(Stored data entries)
---
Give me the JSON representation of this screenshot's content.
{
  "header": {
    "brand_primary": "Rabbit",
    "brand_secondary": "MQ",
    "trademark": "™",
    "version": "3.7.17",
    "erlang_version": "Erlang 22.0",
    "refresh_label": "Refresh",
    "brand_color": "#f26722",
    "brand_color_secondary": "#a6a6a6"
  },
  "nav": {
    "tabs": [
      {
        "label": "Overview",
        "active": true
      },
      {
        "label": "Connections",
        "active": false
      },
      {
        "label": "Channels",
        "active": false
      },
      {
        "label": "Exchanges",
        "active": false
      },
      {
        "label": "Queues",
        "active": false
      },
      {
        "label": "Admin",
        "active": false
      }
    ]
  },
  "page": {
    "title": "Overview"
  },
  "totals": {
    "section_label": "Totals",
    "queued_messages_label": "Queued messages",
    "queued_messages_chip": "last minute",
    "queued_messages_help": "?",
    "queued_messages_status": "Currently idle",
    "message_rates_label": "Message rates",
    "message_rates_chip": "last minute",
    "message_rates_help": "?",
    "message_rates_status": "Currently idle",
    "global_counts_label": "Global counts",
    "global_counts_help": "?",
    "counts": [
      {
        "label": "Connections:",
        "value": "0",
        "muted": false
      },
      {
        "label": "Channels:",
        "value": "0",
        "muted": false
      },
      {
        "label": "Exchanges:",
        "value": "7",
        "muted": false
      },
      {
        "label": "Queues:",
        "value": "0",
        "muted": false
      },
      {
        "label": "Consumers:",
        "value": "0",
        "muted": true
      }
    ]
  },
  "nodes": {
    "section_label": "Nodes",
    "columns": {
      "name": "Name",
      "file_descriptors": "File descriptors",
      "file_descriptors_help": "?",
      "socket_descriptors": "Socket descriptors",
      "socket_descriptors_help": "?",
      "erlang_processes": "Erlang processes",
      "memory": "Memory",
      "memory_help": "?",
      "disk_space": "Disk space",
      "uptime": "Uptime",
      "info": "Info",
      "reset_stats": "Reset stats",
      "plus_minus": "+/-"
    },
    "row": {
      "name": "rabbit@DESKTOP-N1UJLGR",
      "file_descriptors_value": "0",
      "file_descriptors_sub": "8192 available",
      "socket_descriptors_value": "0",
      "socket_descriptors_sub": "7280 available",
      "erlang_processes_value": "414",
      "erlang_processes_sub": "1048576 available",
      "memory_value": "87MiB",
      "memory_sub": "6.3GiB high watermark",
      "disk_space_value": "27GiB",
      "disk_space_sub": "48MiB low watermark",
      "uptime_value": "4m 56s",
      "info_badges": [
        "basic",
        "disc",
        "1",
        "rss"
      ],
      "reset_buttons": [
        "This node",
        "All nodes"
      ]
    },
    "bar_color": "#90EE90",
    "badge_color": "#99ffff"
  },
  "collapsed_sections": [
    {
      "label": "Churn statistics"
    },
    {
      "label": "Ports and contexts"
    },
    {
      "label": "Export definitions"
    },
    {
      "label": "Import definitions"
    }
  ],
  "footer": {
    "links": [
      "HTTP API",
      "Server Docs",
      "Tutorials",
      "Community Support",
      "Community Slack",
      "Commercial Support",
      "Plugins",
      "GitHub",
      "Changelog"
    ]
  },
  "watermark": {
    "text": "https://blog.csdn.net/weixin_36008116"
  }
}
---
▶ [Aim]: Using the listing above, show each line holding the string "minute".

▶ [Solution to this exercise]:
    "queued_messages_chip": "last minute",
    "message_rates_chip": "last minute",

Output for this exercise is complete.